PROMPT>
Your answer should be a single number: how many lines in the data below hold the string "回填土壤".

(Items listed in a dataset)
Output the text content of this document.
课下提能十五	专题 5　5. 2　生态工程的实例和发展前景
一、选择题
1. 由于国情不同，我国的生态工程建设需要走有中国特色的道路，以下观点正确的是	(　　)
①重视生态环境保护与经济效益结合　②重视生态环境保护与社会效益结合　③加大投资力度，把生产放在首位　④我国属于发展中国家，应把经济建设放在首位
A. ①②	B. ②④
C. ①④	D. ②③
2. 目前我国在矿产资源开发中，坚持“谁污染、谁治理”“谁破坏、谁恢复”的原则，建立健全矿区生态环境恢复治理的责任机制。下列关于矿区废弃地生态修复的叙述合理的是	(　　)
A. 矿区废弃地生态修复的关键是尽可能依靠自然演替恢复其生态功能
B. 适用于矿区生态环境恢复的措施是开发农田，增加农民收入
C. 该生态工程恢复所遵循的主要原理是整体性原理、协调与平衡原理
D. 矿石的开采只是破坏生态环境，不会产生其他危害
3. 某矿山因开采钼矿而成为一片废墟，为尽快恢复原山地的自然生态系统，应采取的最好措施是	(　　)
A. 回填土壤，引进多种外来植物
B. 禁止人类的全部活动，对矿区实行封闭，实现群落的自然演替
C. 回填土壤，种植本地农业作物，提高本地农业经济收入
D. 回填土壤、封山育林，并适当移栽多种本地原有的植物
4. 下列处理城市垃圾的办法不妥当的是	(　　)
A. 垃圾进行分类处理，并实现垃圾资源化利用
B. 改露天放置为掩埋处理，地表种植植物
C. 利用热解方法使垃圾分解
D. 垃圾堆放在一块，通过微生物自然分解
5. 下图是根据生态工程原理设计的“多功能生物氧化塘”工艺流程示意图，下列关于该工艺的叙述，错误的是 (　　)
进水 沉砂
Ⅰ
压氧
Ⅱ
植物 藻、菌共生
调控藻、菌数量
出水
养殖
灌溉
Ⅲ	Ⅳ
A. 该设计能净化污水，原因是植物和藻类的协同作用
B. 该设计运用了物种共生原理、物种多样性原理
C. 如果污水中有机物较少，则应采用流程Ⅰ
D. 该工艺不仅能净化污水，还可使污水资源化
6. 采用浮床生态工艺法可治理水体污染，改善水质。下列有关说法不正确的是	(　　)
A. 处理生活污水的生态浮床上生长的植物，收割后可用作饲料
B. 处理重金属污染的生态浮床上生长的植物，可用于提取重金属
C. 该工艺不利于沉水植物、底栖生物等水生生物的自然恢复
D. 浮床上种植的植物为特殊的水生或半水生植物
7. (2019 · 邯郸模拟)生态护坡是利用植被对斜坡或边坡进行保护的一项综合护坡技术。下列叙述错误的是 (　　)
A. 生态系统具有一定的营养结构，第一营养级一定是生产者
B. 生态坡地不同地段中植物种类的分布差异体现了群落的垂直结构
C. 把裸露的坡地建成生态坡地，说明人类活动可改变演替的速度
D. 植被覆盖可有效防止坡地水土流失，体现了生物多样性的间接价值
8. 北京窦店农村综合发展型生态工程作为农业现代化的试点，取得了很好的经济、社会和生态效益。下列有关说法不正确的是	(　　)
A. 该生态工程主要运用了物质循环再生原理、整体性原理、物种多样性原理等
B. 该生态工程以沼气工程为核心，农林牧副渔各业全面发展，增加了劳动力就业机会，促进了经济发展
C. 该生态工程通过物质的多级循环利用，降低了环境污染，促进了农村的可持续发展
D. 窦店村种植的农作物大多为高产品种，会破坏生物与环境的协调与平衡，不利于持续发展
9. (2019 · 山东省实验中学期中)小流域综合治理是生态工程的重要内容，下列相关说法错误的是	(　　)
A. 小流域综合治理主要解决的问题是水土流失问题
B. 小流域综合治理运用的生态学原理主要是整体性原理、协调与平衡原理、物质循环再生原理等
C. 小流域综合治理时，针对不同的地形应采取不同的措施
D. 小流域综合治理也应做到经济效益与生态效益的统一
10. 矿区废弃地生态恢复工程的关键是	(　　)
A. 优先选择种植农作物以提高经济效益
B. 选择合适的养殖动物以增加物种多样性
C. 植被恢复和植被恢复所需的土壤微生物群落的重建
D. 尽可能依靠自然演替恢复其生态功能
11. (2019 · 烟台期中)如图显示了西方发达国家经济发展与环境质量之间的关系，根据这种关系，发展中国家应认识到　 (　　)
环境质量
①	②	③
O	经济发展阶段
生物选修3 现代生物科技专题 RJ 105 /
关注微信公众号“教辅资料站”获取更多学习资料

...

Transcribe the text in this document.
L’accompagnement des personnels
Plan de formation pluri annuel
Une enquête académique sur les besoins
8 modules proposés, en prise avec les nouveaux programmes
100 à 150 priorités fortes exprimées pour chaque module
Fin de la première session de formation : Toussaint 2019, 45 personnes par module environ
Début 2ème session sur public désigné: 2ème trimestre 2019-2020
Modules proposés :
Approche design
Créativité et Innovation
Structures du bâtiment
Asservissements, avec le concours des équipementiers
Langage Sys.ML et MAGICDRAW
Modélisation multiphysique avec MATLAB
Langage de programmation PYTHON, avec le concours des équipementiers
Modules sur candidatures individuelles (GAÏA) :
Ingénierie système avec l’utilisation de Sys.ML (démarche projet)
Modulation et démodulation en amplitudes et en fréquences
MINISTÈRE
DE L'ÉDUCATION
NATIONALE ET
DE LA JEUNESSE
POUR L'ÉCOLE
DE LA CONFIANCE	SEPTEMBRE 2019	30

---

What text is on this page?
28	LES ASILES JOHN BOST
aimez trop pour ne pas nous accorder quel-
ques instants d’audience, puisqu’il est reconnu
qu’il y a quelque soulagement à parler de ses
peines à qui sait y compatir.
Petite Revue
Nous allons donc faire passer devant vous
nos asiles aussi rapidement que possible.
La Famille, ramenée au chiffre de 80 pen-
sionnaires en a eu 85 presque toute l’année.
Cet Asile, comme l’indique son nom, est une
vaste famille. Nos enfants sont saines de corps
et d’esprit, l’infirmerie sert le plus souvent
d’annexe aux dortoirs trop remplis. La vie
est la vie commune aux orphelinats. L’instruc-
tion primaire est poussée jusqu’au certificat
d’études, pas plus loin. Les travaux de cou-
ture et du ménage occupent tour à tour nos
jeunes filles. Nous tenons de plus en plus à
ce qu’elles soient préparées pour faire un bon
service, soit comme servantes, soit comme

FULL ANSWER>
3